*WHAT IS NEEDED*
For each line below that contains the string "waarin", copy that line.

*DATASET ENTRIES*
■ ■ ■

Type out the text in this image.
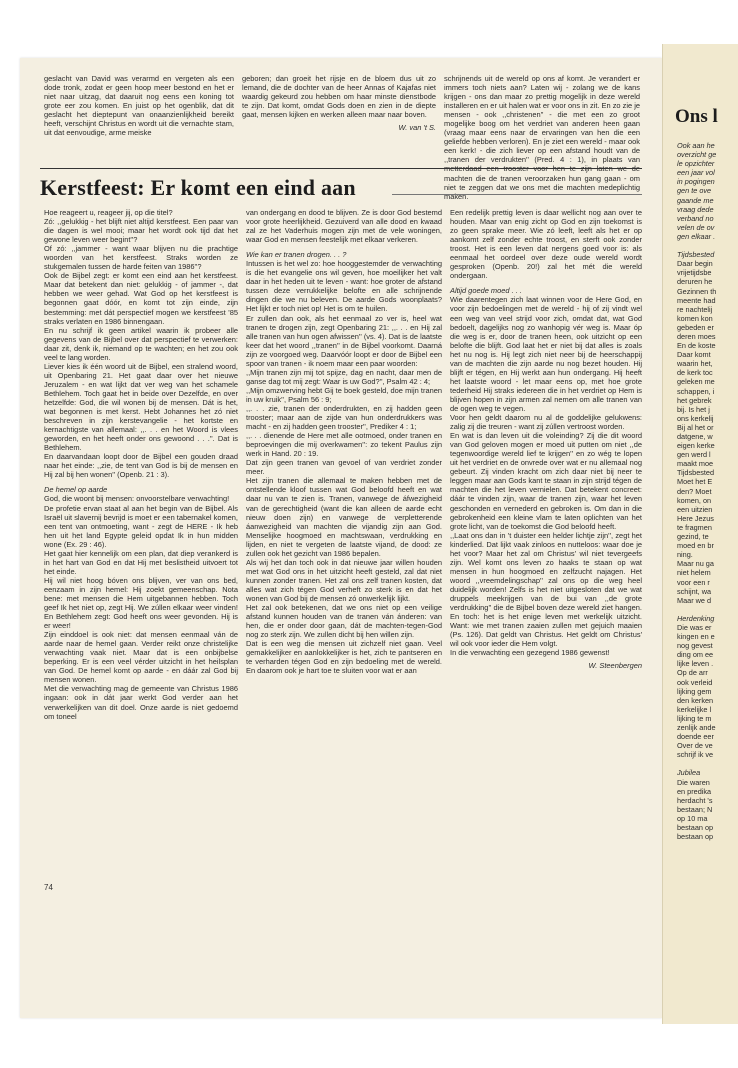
geslacht van David was verarmd en vergeten als een dode tronk, zodat er geen hoop meer bestond en het er niet naar uitzag, dat daaruit nog eens een koning tot grote eer zou komen. En juist op het ogenblik, dat dit geslacht het dieptepunt van onaanzienlijkheid bereikt heeft, verschijnt Christus en wordt uit die vernachte stam, uit dat eenvoudige, arme meiske

geboren; dan groeit het rijsje en de bloem dus uit zo lemand, die de dochter van de heer Annas of Kajafas niet waardig gekeurd zou hebben om haar minste dienstbode te zijn. Dat komt, omdat Gods doen en zien in de diepte gaat, mensen kijken en werken alleen maar naar boven.

W. van 't S.

schrijnends uit de wereld op ons af komt. Je verandert er immers toch niets aan? Laten wij - zolang we de kans krijgen - ons dan maar zo prettig mogelijk in deze wereld installeren en er uit halen wat er voor ons in zit. En zo zie je mensen - ook ,,christenen'' - die met een zo groot mogelijke boog om het verdriet van anderen heen gaan (vraag maar eens naar de ervaringen van hen die een geliefde hebben verloren). En je ziet een wereld - maar ook een kerk! - die zich liever op een afstand houdt van de ,,tranen der verdrukten'' (Pred. 4 : 1), in plaats van metterdaad een trooster voor hen te zijn laten we de machten die de tranen veroorzaken hun gang gaan - om niet te zeggen dat we ons met die machten medeplichtig maken.

Kerstfeest: Er komt een eind aan

Hoe reageert u, reageer jij, op die titel?

Zó: ,,gelukkig - het blijft niet altijd kerstfeest. Een paar van die dagen is wel mooi; maar het wordt ook tijd dat het gewone leven weer begint''?

Of zó: ,,jammer - want waar blijven nu die prachtige woorden van het kerstfeest. Straks worden ze stukgemalen tussen de harde feiten van 1986''?

Ook de Bijbel zegt: er komt een eind aan het kerstfeest. Maar dat betekent dan niet: gelukkig - of jammer -, dat hebben we weer gehad. Wat God op het kerstfeest is begonnen gaat dóór, en komt tot zijn einde, zijn bestemming: met dát perspectief mogen we kerstfeest '85 straks verlaten en 1986 binnengaan.

En nu schrijf ik geen artikel waarin ik probeer alle gegevens van de Bijbel over dat perspectief te verwerken: daar zit, denk ik, niemand op te wachten; en het zou ook veel te lang worden.

Liever kies ik één woord uit de Bijbel, een stralend woord, uit Openbaring 21. Het gaat daar over het nieuwe Jeruzalem - en wat lijkt dat ver weg van het schamele Bethlehem. Toch gaat het in beide over Dezelfde, en over hetzelfde: God, die wil wonen bij de mensen. Dát is het, wat begonnen is met kerst. Hebt Johannes het zó niet beschreven in zijn kerstevangelie - het kortste en kernachtigste van allemaal: ,,. . . en het Woord is vlees geworden, en het heeft onder ons gewoond . . .''. Dat is Bethlehem.

En daarvandaan loopt door de Bijbel een gouden draad naar het einde: ,,zie, de tent van God is bij de mensen en Hij zal bij hen wonen'' (Openb. 21 : 3).

De hemel op aarde

God, die woont bij mensen: onvoorstelbare verwachting!

De profetie ervan staat al aan het begin van de Bijbel. Als Israël uit slavernij bevrijd is moet er een tabernakel komen, een tent van ontmoeting, want - zegt de HERE - Ik heb hen uit het land Egypte geleid opdat Ik in hun midden wone (Ex. 29 : 46).

Het gaat hier kennelijk om een plan, dat diep verankerd is in het hart van God en dat Hij met beslistheid uitvoert tot het einde.

Hij wil niet hoog bóven ons blijven, ver van ons bed, eenzaam in zijn hemel: Hij zoekt gemeenschap. Nota bene: met mensen die Hem uitgebannen hebben. Toch geef Ik het niet op, zegt Hij. We zúllen elkaar weer vinden! En Bethlehem zegt: God heeft ons weer gevonden. Hij is er weer!

Zijn einddoel is ook niet: dat mensen eenmaal ván de aarde naar de hemel gaan. Verder reikt onze christelijke verwachting vaak niet. Maar dat is een onbijbelse beperking. Er is een veel vérder uitzicht in het heilsplan van God. De hemel komt op aarde - en dáár zal God bij mensen wonen.

Met die verwachting mag de gemeente van Christus 1986 ingaan: ook in dát jaar werkt God verder aan het verwerkelijken van dit doel. Onze aarde is niet gedoemd om toneel

van ondergang en dood te blijven. Ze is door God bestemd voor grote heerlijkheid. Gezuiverd van alle dood en kwaad zal ze het Vaderhuis mogen zijn met de vele woningen, waar God en mensen feestelijk met elkaar verkeren.

Wie kan er tranen drogen. . . ?

Intussen is het wel zo: hoe hooggestemder de verwachting is die het evangelie ons wil geven, hoe moeilijker het valt daar in het heden uit te leven - want: hoe groter de afstand tussen deze verrukkelijke belofte en alle schrijnende dingen die we nu beleven. De aarde Gods woonplaats? Het lijkt er toch niet op! Het is om te huilen.

Er zullen dan ook, als het eenmaal zo ver is, heel wat tranen te drogen zijn, zegt Openbaring 21: ,,. . . en Hij zal alle tranen van hun ogen afwissen'' (vs. 4). Dat is de laatste keer dat het woord ,,tranen'' in de Bijbel voorkomt. Daarná zijn ze voorgoed weg. Daarvóór loopt er door de Bijbel een spoor van tranen - ik noem maar een paar woorden:

,,Mijn tranen zijn mij tot spijze, dag en nacht, daar men de ganse dag tot mij zegt: Waar is uw God?'', Psalm 42 : 4;

,,Mijn omzwerving hebt Gij te boek gesteld, doe mijn tranen in uw kruik'', Psalm 56 : 9;

,,. . . zie, tranen der onderdrukten, en zij hadden geen trooster; maar aan de zijde van hun onderdrukkers was macht - en zij hadden geen trooster'', Prediker 4 : 1;

,,. . . dienende de Here met alle ootmoed, onder tranen en beproevingen die mij overkwamen'': zo tekent Paulus zijn werk in Hand. 20 : 19.

Dat zijn geen tranen van gevoel of van verdriet zonder meer.

Het zijn tranen die allemaal te maken hebben met de ontstellende kloof tussen wat God beloofd heeft en wat daar nu van te zien is. Tranen, vanwege de áfwezigheid van de gerechtigheid (want die kan alleen de aarde echt nieuw doen zijn) en vanwege de verpletterende áanwezigheid van machten die vijandig zijn aan God. Menselijke hoogmoed en machtswaan, verdrukking en lijden, en niet te vergeten de laatste vijand, de dood: ze zullen ook het gezicht van 1986 bepalen.

Als wij het dan toch ook in dat nieuwe jaar willen houden met wat God ons in het uitzicht heeft gesteld, zal dat niet kunnen zonder tranen. Het zal ons zelf tranen kosten, dat alles wat zich tégen God verheft zo sterk is en dat het wonen van God bij de mensen zó onwerkelijk lijkt.

Het zal ook betekenen, dat we ons niet op een veilige afstand kunnen houden van de tranen ván ánderen: van hen, die er onder door gaan, dát de machten-tegen-God nog zo sterk zijn. We zullen dicht bij hen willen zijn.

Dat is een weg die mensen uit zichzelf niet gaan. Veel gemakkelijker en aanlokkelijker is het, zich te pantseren en te verharden tégen God en zijn bedoeling met de wereld. En daarom ook je hart toe te sluiten voor wat er aan

Een redelijk prettig leven is daar wellicht nog aan over te houden. Maar van enig zicht op God en zijn toekomst is zo geen sprake meer. Wie zó leeft, leeft als het er op aankomt zelf zonder echte troost, en sterft ook zonder troost. Het is een leven dat nergens goed voor is: als eenmaal het oordeel over deze oude wereld wordt gesproken (Openb. 20!) zal het mét die wereld ondergaan.

Altijd goede moed . . .

Wie daarentegen zich laat winnen voor de Here God, en voor zijn bedoelingen met de wereld - hij of zij vindt wel een weg van veel strijd voor zich, omdat dat, wat God bedoelt, dagelijks nog zo wanhopig vér weg is. Maar óp die weg is er, door de tranen heen, ook uitzicht op een belofte die blijft. God laat het er niet bij dat alles is zoals het nu nog is. Hij legt zich niet neer bij de heerschappij van de machten die zijn aarde nu nog bezet houden. Hij blijft er tégen, en Hij werkt aan hun ondergang. Hij heeft het laatste woord - let maar eens op, met hoe grote tederheid Hij straks iedereen die in het verdriet op Hem is blijven hopen in zijn armen zal nemen om alle tranen van de ogen weg te vegen.

Voor hen geldt daarom nu al de goddelijke gelukwens: zalig zij die treuren - want zij zúllen vertroost worden.

En wat is dan leven uit die voleinding? Zij die dit woord van God geloven mogen er moed uit putten om niet ,,de tegenwoordige wereld lief te krijgen'' en zo wég te lopen uit het verdriet en de onvrede over wat er nu allemaal nog gebeurt. Zij vinden kracht om zich daar niet bij neer te leggen maar aan Gods kant te staan in zijn strijd tégen de machten die het leven vernielen. Dat betekent concreet: dáár te vinden zijn, waar de tranen zijn, waar het leven geschonden en vernederd en gebroken is. Om dan in die gebrokenheid een kleine vlam te laten oplichten van het grote licht, van de toekomst die God beloofd heeft.

,,Laat ons dan in 't duister een helder lichtje zijn'', zegt het kinderlied. Dat lijkt vaak zinloos en nutteloos: waar doe je het voor? Maar het zal om Christus' wil niet tevergeefs zijn. Wel komt ons leven zo haaks te staan op wat mensen in hun hoogmoed en zelfzucht najagen. Het woord ,,vreemdelingschap'' zal ons op die weg heel duidelijk worden! Zelfs is het niet uitgesloten dat we wat druppels meekrijgen van de bui van ,,de grote verdrukking'' die de Bijbel boven deze wereld ziet hangen. En toch: het is het enige leven met werkelijk uitzicht. Want: wie met tranen zaaien zullen met gejuich maaien (Ps. 126). Dat geldt van Christus. Het geldt om Christus' wil ook voor ieder die Hem volgt.

In die verwachting een gezegend 1986 gewenst!

W. Steenbergen
74
Ons l
Ook aan he
overzicht ge
le opzichter
een jaar vol
in pogingen
gen te ove
gaande me
vraag dede
verband no
velen de ov
gen elkaar .
Tijdsbested
Daar begin
vrijetijdsbe
deruren he
Gezinnen th
meente had
re nachtelij
komen kon
gebeden er
deren moes
En de koste
Daar komt
waarin het,
de kerk toc
geleken me
schappen, i
het gebrek
bij. Is het j
ons kerkelij
Bij al het or
datgene, w
eigen kerke
gen werd l
maakt moe
Tijdsbested
Moet het E
den? Moet
komen, on
een uitzien
Here Jezus
te fragmen
gezind, te
moed en br
ning.
Maar nu ga
niet helem
voor een r
schijnt, wa
Maar we d
Herdenking
Die was er
kingen en e
nog gevest
ding om ee
lijke leven .
Op de arr
ook verleid
lijking gem
den kerken
kerkelijke l
lijking te m
zenlijk ande
doende eer
Over de ve
schrijf ik ve
Jubilea
Die waren
en predika
herdacht 's
bestaan; N
op 10 ma
bestaan op
bestaan op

■ ■ ■

*OUTPUT OF THE TASK*
En nu schrijf ik geen artikel waarin ik probeer alle gegevens van de Bijbel over dat perspectief te verwerken: daar zit, denk ik, niemand op te wachten; en het zou ook veel te lang worden.
waarin het,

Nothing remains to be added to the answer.